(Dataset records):
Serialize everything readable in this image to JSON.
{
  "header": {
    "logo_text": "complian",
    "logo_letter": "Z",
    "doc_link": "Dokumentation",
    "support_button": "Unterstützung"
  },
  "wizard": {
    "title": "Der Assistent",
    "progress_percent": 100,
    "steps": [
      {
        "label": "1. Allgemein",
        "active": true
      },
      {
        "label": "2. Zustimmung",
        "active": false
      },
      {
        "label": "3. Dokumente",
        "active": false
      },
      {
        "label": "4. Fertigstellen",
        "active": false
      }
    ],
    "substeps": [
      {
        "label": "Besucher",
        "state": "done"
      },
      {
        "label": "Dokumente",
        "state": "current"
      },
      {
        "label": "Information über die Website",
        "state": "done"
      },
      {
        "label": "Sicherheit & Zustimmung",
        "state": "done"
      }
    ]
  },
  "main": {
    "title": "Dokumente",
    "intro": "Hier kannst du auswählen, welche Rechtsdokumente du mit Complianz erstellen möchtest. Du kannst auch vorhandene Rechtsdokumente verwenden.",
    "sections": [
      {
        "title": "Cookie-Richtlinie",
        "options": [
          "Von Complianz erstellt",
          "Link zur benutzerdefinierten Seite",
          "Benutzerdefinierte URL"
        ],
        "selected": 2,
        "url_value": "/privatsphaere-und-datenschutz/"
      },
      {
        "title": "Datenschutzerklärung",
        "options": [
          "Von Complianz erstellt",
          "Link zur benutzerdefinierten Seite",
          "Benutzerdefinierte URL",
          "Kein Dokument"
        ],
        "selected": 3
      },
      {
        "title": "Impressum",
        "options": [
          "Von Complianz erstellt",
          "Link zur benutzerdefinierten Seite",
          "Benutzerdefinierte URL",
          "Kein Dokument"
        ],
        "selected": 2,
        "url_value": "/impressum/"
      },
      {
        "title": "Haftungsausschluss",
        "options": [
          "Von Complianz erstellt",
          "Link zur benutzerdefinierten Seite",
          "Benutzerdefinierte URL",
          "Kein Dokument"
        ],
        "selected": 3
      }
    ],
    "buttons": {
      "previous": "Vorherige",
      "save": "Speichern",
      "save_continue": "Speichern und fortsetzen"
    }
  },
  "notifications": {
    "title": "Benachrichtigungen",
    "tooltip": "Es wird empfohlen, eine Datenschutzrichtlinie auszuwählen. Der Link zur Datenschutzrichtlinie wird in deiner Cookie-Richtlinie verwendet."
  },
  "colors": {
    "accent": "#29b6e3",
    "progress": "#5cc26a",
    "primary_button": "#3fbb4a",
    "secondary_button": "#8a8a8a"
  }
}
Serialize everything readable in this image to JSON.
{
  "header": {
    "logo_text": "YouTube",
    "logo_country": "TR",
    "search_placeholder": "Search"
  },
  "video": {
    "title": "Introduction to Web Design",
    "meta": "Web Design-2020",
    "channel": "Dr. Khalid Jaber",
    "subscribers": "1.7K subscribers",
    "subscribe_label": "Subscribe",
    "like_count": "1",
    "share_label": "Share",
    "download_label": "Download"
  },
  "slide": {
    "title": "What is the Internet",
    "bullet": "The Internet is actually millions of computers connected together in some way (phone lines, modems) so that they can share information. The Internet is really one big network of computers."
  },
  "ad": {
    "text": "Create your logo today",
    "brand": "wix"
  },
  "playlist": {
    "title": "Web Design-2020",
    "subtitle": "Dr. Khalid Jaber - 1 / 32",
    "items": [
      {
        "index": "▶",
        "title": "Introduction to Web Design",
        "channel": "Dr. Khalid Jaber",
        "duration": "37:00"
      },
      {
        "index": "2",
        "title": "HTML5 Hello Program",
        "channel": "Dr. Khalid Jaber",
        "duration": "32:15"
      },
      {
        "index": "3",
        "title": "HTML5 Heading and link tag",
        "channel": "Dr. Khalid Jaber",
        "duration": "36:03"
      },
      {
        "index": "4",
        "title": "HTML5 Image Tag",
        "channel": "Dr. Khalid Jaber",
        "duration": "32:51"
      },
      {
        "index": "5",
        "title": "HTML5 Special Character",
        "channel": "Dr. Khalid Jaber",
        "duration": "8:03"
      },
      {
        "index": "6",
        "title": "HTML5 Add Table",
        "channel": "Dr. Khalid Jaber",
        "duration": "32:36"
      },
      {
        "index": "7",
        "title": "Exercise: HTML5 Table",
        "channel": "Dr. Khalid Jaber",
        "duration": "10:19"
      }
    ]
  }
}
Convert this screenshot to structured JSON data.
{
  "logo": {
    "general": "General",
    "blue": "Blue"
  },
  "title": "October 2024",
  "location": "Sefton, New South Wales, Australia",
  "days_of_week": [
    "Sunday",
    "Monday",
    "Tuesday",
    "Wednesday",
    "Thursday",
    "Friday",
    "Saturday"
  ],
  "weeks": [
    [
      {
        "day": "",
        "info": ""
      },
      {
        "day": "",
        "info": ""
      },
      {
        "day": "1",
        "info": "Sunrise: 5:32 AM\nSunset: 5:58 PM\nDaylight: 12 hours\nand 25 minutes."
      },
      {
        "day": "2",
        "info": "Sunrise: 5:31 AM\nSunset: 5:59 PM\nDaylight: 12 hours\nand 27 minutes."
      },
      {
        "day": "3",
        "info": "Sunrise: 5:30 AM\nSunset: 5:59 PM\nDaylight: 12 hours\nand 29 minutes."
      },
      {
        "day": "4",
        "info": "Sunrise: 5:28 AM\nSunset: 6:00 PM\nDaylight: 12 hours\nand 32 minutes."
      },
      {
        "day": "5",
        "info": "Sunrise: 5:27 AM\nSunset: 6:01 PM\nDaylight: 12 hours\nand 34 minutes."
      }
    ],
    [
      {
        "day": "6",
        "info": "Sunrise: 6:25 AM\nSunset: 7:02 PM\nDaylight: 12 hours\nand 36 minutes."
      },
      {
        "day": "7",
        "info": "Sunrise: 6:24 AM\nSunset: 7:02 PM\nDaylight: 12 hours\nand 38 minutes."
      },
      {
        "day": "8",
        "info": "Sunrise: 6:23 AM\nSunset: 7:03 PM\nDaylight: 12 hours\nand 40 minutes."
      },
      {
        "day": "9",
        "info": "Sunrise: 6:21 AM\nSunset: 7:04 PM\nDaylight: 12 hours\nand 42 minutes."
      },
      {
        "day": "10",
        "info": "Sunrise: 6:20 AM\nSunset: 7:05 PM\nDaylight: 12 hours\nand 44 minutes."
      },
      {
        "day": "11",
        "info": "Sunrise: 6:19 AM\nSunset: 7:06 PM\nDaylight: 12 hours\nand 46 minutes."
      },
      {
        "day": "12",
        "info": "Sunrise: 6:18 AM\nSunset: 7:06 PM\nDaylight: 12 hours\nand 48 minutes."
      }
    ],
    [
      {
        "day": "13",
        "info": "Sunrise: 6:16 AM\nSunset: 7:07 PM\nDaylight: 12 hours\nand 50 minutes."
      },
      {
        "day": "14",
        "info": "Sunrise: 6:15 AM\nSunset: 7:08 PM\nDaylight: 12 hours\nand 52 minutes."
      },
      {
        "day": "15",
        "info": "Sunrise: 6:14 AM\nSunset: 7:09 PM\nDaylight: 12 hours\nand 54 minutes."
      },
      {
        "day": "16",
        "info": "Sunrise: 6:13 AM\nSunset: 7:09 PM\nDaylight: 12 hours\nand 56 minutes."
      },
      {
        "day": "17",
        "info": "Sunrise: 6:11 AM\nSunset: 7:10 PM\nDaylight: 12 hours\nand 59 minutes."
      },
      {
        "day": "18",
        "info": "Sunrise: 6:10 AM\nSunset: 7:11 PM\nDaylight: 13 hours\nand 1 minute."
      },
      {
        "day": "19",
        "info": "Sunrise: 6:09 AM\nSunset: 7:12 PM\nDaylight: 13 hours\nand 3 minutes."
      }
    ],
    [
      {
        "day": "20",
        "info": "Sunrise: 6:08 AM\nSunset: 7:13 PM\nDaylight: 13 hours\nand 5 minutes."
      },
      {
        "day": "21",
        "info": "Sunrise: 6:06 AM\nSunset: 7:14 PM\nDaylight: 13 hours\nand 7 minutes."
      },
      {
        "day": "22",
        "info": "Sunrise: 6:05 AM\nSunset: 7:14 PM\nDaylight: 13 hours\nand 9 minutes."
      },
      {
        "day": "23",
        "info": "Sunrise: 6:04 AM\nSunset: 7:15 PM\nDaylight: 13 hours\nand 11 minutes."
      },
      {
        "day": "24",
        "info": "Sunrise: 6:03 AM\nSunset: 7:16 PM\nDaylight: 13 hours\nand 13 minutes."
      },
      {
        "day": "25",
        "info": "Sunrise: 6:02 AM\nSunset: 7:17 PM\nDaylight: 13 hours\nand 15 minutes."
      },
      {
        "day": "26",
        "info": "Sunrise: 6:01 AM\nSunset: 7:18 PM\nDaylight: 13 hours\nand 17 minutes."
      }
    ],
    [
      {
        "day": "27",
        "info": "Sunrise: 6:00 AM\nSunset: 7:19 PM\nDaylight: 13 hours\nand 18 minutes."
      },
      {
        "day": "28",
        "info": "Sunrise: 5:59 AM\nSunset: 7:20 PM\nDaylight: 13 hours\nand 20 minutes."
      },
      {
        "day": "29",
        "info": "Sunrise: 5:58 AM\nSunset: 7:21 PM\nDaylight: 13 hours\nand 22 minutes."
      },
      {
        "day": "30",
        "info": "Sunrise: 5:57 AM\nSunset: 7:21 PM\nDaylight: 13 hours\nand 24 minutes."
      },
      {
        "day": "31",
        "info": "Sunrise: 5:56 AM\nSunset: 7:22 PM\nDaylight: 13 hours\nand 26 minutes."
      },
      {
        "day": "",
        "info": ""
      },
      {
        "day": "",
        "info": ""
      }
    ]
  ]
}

(Exercise goal): The word "Internet" may appear on some lines of these records; state how many such lines there are, and nothing else.

(Answer in full): 2